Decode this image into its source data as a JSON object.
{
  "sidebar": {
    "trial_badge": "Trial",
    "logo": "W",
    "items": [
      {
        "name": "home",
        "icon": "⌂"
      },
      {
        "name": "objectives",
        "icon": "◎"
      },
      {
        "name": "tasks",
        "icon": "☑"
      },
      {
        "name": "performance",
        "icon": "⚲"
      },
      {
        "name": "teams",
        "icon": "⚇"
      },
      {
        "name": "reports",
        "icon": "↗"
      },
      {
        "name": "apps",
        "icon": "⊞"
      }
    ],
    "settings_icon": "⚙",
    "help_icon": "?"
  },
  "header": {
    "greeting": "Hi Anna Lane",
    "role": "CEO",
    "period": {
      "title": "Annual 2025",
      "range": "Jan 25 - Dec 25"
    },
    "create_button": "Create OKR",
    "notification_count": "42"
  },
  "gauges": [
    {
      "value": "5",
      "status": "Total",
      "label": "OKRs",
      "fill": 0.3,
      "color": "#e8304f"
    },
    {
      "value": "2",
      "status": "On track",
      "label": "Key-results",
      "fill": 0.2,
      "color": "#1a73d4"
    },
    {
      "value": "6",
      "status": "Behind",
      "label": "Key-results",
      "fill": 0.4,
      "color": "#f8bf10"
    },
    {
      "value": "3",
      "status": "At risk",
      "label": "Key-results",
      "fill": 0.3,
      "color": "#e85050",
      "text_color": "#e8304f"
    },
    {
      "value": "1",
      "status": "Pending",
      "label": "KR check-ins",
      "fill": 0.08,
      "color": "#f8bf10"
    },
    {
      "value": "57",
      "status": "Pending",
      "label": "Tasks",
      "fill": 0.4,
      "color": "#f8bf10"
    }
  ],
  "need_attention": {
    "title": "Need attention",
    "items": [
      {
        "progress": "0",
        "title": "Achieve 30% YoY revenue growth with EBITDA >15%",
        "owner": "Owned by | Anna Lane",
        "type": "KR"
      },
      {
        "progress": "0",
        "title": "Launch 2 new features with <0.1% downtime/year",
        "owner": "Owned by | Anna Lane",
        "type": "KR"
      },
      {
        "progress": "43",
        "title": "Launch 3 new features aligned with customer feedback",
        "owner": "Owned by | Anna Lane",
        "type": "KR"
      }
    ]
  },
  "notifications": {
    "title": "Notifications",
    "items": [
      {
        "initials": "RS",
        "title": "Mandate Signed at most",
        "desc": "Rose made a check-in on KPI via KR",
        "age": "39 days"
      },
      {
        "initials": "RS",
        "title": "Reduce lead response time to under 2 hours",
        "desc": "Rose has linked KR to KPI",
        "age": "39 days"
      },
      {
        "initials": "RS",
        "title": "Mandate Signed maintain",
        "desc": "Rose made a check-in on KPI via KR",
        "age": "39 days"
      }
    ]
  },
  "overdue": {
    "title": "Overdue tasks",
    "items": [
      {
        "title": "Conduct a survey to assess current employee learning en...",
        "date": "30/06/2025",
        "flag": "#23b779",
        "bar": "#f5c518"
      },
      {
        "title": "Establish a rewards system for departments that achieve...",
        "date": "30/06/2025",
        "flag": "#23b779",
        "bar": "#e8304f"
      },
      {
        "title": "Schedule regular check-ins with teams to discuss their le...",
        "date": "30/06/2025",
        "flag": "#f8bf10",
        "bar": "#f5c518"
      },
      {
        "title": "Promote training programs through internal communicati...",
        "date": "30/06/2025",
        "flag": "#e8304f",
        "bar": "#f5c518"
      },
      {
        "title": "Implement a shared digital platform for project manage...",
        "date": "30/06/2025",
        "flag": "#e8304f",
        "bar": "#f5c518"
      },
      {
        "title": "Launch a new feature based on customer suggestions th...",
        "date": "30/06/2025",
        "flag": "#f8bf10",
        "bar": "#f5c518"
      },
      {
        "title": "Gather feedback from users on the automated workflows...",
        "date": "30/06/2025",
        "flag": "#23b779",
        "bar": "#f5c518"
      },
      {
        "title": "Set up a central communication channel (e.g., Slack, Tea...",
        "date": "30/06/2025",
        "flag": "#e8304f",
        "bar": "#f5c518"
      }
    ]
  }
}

**Given instruction**
Send back each record exactly as it stands.

**Exercise result**
Decode this image into its source data as a JSON object.
{
  "sidebar": {
    "trial_badge": "Trial",
    "logo": "W",
    "items": [
      {
        "name": "home",
        "icon": "⌂"
      },
      {
        "name": "objectives",
        "icon": "◎"
      },
      {
        "name": "tasks",
        "icon": "☑"
      },
      {
        "name": "performance",
        "icon": "⚲"
      },
      {
        "name": "teams",
        "icon": "⚇"
      },
      {
        "name": "reports",
        "icon": "↗"
      },
      {
        "name": "apps",
        "icon": "⊞"
      }
    ],
    "settings_icon": "⚙",
    "help_icon": "?"
  },
  "header": {
    "greeting": "Hi Anna Lane",
    "role": "CEO",
    "period": {
      "title": "Annual 2025",
      "range": "Jan 25 - Dec 25"
    },
    "create_button": "Create OKR",
    "notification_count": "42"
  },
  "gauges": [
    {
      "value": "5",
      "status": "Total",
      "label": "OKRs",
      "fill": 0.3,
      "color": "#e8304f"
    },
    {
      "value": "2",
      "status": "On track",
      "label": "Key-results",
      "fill": 0.2,
      "color": "#1a73d4"
    },
    {
      "value": "6",
      "status": "Behind",
      "label": "Key-results",
      "fill": 0.4,
      "color": "#f8bf10"
    },
    {
      "value": "3",
      "status": "At risk",
      "label": "Key-results",
      "fill": 0.3,
      "color": "#e85050",
      "text_color": "#e8304f"
    },
    {
      "value": "1",
      "status": "Pending",
      "label": "KR check-ins",
      "fill": 0.08,
      "color": "#f8bf10"
    },
    {
      "value": "57",
      "status": "Pending",
      "label": "Tasks",
      "fill": 0.4,
      "color": "#f8bf10"
    }
  ],
  "need_attention": {
    "title": "Need attention",
    "items": [
      {
        "progress": "0",
        "title": "Achieve 30% YoY revenue growth with EBITDA >15%",
        "owner": "Owned by | Anna Lane",
        "type": "KR"
      },
      {
        "progress": "0",
        "title": "Launch 2 new features with <0.1% downtime/year",
        "owner": "Owned by | Anna Lane",
        "type": "KR"
      },
      {
        "progress": "43",
        "title": "Launch 3 new features aligned with customer feedback",
        "owner": "Owned by | Anna Lane",
        "type": "KR"
      }
    ]
  },
  "notifications": {
    "title": "Notifications",
    "items": [
      {
        "initials": "RS",
        "title": "Mandate Signed at most",
        "desc": "Rose made a check-in on KPI via KR",
        "age": "39 days"
      },
      {
        "initials": "RS",
        "title": "Reduce lead response time to under 2 hours",
        "desc": "Rose has linked KR to KPI",
        "age": "39 days"
      },
      {
        "initials": "RS",
        "title": "Mandate Signed maintain",
        "desc": "Rose made a check-in on KPI via KR",
        "age": "39 days"
      }
    ]
  },
  "overdue": {
    "title": "Overdue tasks",
    "items": [
      {
        "title": "Conduct a survey to assess current employee learning en...",
        "date": "30/06/2025",
        "flag": "#23b779",
        "bar": "#f5c518"
      },
      {
        "title": "Establish a rewards system for departments that achieve...",
        "date": "30/06/2025",
        "flag": "#23b779",
        "bar": "#e8304f"
      },
      {
        "title": "Schedule regular check-ins with teams to discuss their le...",
        "date": "30/06/2025",
        "flag": "#f8bf10",
        "bar": "#f5c518"
      },
      {
        "title": "Promote training programs through internal communicati...",
        "date": "30/06/2025",
        "flag": "#e8304f",
        "bar": "#f5c518"
      },
      {
        "title": "Implement a shared digital platform for project manage...",
        "date": "30/06/2025",
        "flag": "#e8304f",
        "bar": "#f5c518"
      },
      {
        "title": "Launch a new feature based on customer suggestions th...",
        "date": "30/06/2025",
        "flag": "#f8bf10",
        "bar": "#f5c518"
      },
      {
        "title": "Gather feedback from users on the automated workflows...",
        "date": "30/06/2025",
        "flag": "#23b779",
        "bar": "#f5c518"
      },
      {
        "title": "Set up a central communication channel (e.g., Slack, Tea...",
        "date": "30/06/2025",
        "flag": "#e8304f",
        "bar": "#f5c518"
      }
    ]
  }
}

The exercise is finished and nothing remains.